Exercise >> Output the data that follows exactly, line for line.
--- BEGIN Data supplied ---
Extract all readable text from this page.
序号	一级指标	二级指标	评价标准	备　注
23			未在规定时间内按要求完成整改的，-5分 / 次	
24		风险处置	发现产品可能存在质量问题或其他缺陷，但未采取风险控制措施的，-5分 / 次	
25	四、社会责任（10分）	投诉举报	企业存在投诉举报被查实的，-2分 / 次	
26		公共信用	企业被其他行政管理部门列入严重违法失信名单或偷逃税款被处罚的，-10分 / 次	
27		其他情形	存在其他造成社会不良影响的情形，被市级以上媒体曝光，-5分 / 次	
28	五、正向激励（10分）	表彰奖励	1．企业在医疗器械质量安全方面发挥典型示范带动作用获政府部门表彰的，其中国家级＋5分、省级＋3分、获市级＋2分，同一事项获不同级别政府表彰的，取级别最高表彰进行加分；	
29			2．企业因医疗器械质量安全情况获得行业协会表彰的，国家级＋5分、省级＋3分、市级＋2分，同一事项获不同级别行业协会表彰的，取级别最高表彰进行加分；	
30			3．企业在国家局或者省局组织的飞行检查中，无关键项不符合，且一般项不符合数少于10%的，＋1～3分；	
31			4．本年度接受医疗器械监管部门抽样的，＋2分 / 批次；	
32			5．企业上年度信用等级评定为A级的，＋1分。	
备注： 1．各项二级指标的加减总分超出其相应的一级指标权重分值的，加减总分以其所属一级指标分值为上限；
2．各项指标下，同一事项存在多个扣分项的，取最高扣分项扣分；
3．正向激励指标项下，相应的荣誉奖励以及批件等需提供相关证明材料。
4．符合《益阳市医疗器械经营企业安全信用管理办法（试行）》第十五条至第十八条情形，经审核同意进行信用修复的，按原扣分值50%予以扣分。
--- END Data supplied ---
Written reply >>
Extract all readable text from this page.
序号	一级指标	二级指标	评价标准	备　注
23			未在规定时间内按要求完成整改的，-5分 / 次	
24		风险处置	发现产品可能存在质量问题或其他缺陷，但未采取风险控制措施的，-5分 / 次	
25	四、社会责任（10分）	投诉举报	企业存在投诉举报被查实的，-2分 / 次	
26		公共信用	企业被其他行政管理部门列入严重违法失信名单或偷逃税款被处罚的，-10分 / 次	
27		其他情形	存在其他造成社会不良影响的情形，被市级以上媒体曝光，-5分 / 次	
28	五、正向激励（10分）	表彰奖励	1．企业在医疗器械质量安全方面发挥典型示范带动作用获政府部门表彰的，其中国家级＋5分、省级＋3分、获市级＋2分，同一事项获不同级别政府表彰的，取级别最高表彰进行加分；	
29			2．企业因医疗器械质量安全情况获得行业协会表彰的，国家级＋5分、省级＋3分、市级＋2分，同一事项获不同级别行业协会表彰的，取级别最高表彰进行加分；	
30			3．企业在国家局或者省局组织的飞行检查中，无关键项不符合，且一般项不符合数少于10%的，＋1～3分；	
31			4．本年度接受医疗器械监管部门抽样的，＋2分 / 批次；	
32			5．企业上年度信用等级评定为A级的，＋1分。	
备注： 1．各项二级指标的加减总分超出其相应的一级指标权重分值的，加减总分以其所属一级指标分值为上限；
2．各项指标下，同一事项存在多个扣分项的，取最高扣分项扣分；
3．正向激励指标项下，相应的荣誉奖励以及批件等需提供相关证明材料。
4．符合《益阳市医疗器械经营企业安全信用管理办法（试行）》第十五条至第十八条情形，经审核同意进行信用修复的，按原扣分值50%予以扣分。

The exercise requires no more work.